» SET EXERCISE
Report every line from the material that contains the word "predikstoel".
────
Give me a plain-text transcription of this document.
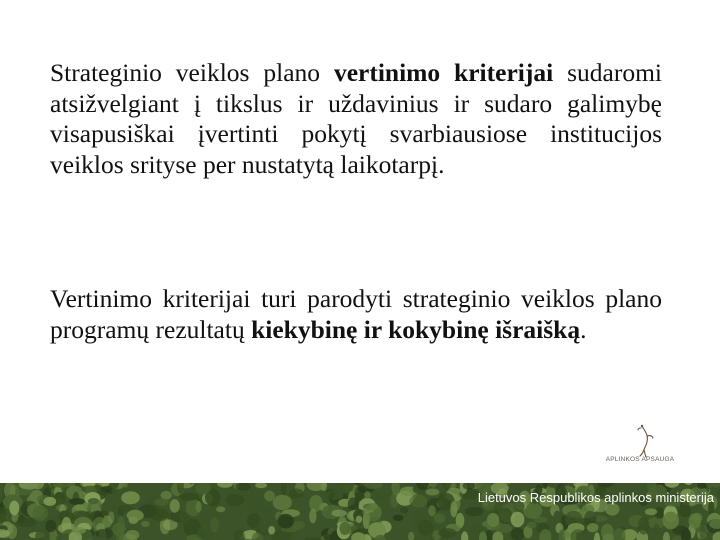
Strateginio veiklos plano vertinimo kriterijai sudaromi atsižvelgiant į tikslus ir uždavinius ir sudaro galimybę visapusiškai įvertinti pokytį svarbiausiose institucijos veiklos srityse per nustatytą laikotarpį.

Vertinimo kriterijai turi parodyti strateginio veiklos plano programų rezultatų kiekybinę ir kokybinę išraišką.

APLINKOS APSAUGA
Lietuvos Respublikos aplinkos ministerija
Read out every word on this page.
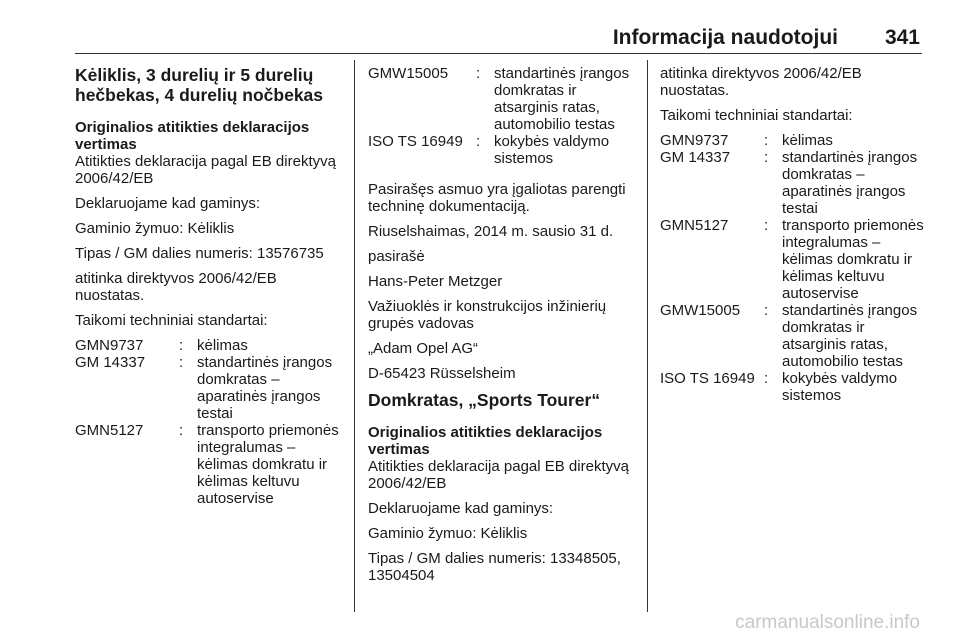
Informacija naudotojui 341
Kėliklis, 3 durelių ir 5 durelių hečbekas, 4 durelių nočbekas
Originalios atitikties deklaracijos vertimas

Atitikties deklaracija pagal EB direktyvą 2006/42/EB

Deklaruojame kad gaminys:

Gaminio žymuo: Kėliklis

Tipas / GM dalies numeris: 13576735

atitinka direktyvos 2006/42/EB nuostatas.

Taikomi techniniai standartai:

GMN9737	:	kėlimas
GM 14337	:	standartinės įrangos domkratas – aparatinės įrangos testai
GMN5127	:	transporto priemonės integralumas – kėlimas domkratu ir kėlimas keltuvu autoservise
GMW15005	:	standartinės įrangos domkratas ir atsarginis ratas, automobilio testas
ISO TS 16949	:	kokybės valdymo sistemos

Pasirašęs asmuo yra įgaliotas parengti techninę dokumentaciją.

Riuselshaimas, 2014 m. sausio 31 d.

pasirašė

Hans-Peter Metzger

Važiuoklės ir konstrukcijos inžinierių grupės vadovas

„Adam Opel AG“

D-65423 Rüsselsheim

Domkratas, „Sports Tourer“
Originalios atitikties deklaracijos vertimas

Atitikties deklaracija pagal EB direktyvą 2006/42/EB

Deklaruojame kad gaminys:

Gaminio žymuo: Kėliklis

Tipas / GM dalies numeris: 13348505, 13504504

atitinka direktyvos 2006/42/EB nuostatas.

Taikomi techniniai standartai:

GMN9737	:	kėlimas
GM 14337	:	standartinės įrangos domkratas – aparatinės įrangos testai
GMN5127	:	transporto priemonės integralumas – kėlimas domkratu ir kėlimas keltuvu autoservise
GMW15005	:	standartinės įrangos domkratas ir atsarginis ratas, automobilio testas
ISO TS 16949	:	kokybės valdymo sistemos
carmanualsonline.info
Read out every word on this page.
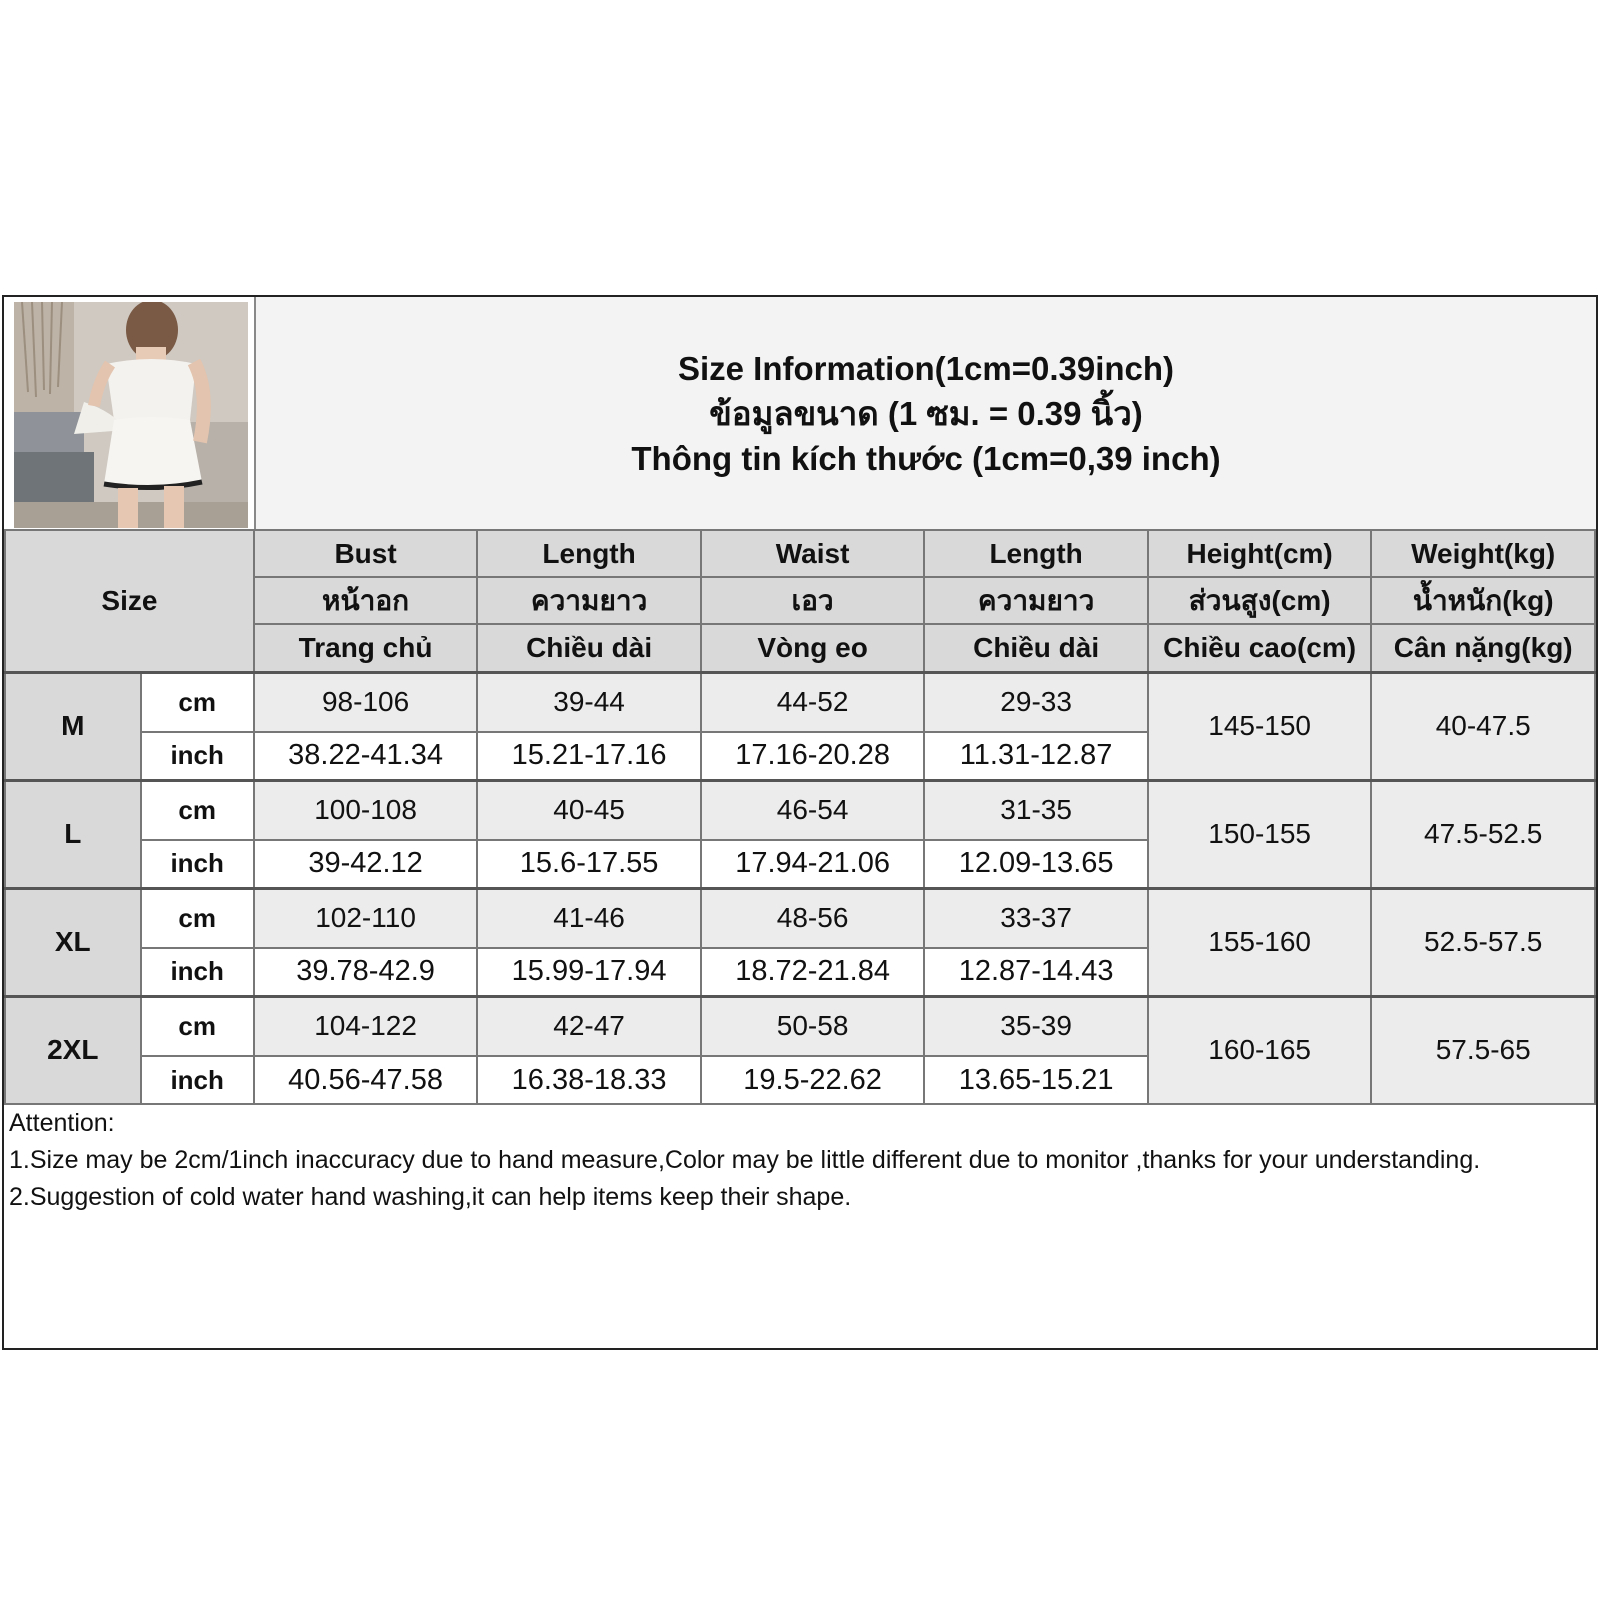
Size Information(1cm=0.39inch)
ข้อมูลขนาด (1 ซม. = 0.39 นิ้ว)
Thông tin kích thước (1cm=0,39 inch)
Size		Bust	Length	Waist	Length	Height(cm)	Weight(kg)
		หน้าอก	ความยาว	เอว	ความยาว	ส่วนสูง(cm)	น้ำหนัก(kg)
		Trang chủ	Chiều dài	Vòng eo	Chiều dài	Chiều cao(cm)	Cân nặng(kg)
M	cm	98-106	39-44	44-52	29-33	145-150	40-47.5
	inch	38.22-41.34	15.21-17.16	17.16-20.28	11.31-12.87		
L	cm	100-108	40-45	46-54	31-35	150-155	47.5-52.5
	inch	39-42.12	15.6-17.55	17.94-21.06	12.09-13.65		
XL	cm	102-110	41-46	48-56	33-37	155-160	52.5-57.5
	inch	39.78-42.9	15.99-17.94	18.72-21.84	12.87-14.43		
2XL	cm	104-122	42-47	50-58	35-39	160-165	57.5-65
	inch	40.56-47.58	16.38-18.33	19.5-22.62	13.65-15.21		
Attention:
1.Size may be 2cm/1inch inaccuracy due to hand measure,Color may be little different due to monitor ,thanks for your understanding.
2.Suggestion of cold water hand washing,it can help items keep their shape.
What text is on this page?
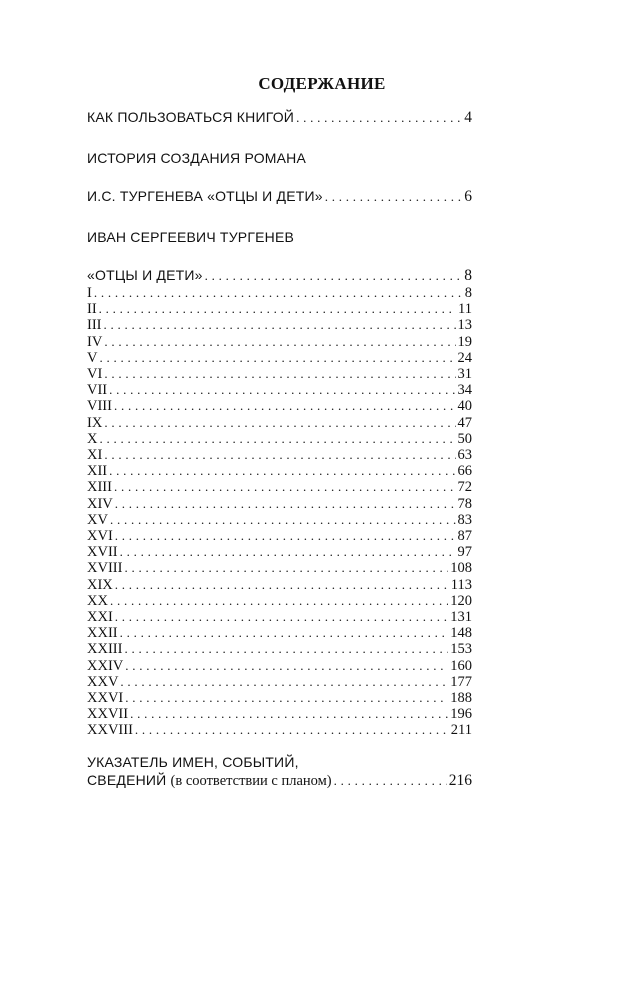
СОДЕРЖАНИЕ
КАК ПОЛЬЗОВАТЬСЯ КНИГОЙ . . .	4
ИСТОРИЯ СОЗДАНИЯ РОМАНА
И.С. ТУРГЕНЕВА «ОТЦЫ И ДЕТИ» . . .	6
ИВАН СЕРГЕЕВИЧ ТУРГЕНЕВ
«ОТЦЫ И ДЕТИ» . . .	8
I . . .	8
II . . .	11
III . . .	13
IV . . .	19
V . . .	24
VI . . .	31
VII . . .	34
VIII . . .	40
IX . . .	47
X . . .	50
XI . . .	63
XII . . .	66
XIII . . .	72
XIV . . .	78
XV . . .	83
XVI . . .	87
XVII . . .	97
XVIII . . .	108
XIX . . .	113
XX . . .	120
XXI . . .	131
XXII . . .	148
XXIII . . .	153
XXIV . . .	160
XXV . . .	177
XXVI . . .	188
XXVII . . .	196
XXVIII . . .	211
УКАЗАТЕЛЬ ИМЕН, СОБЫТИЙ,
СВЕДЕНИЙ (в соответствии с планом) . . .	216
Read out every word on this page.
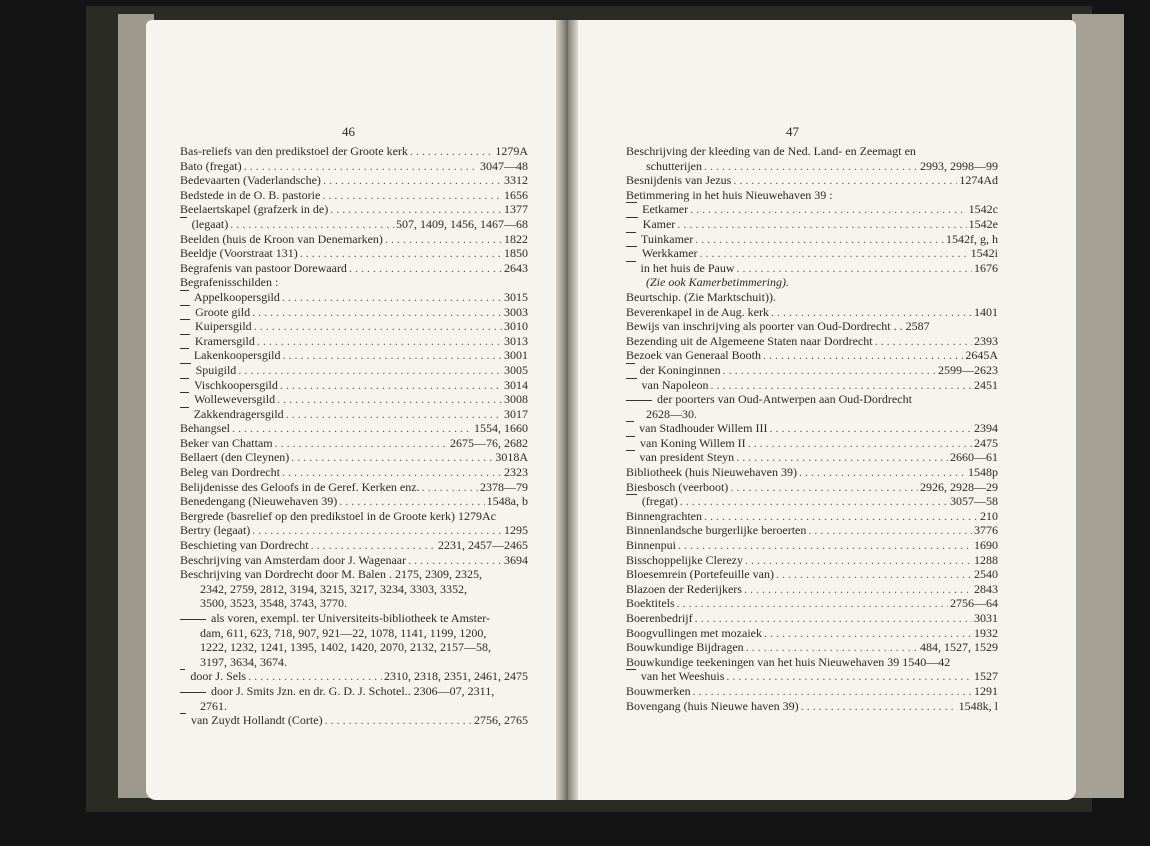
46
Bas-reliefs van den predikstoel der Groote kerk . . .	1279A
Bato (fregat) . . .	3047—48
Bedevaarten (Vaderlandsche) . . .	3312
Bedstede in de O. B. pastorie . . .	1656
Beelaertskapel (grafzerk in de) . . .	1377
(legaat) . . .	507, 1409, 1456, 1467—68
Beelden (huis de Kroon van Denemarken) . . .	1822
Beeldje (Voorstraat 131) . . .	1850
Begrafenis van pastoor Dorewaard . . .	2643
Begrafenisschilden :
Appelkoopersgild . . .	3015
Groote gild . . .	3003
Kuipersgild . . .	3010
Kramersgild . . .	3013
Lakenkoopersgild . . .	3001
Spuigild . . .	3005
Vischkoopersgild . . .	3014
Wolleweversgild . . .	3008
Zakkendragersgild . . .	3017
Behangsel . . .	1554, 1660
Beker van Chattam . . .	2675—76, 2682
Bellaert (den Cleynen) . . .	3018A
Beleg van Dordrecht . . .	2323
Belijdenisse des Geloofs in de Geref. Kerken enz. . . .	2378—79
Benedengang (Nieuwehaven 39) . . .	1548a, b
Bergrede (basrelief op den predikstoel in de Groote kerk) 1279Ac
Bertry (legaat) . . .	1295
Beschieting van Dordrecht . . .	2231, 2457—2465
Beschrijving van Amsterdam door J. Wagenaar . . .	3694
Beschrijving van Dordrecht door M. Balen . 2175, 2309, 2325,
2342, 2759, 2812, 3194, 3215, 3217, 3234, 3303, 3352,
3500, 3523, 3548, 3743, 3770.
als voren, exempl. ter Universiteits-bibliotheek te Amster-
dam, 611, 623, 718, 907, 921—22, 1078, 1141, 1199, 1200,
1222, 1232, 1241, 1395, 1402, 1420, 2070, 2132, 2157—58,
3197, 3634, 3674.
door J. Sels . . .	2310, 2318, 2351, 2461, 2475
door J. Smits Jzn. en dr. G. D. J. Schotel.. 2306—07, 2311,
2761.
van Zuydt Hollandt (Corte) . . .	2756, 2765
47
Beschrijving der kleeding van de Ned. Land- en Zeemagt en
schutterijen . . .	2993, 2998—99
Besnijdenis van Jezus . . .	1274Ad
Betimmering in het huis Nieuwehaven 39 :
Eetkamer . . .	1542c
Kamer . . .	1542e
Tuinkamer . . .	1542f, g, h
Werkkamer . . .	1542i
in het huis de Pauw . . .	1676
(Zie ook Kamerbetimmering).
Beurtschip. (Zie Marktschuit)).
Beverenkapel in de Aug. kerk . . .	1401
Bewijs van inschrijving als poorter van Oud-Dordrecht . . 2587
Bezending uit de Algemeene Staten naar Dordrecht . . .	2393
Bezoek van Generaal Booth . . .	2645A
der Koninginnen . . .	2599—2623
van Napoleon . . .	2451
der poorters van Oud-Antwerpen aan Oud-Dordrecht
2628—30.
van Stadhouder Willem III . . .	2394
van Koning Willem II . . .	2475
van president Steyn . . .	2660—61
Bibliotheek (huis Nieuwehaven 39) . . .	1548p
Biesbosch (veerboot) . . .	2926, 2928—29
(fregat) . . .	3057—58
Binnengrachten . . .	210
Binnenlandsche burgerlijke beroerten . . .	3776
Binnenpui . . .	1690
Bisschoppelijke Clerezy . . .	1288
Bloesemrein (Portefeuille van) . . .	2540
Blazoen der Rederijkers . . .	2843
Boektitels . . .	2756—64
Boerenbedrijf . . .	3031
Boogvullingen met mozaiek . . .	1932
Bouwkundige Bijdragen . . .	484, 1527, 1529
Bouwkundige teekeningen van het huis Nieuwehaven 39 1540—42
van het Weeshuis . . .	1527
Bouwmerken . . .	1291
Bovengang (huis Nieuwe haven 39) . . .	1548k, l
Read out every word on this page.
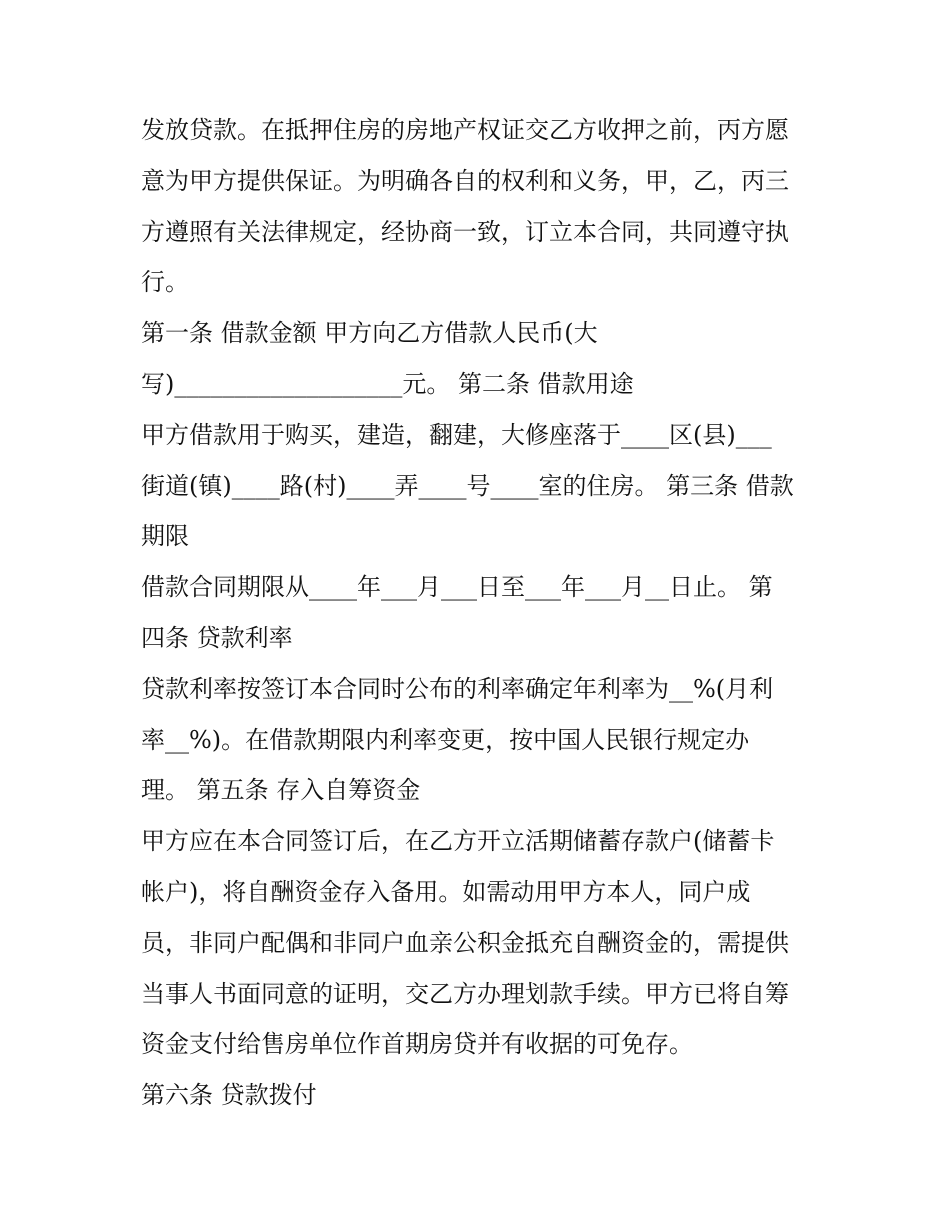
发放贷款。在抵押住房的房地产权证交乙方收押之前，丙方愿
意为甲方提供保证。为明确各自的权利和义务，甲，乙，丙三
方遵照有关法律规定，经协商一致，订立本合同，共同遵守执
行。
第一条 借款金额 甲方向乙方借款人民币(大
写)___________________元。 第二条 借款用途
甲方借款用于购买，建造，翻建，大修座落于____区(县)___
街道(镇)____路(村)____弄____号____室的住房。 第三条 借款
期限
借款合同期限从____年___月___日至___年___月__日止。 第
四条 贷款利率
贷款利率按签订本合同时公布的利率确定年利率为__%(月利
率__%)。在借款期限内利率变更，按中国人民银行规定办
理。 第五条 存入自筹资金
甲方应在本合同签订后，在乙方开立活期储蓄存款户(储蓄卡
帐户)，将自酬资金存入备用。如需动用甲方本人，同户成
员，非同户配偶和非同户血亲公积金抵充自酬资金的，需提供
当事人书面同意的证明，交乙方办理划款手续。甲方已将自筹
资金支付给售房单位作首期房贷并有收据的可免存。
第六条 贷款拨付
────
» REPLY TO THE TASK
Bas-reliefs van den predikstoel der Groote kerk . . .	1279A
Bergrede (basrelief op den predikstoel in de Groote kerk) 1279Ac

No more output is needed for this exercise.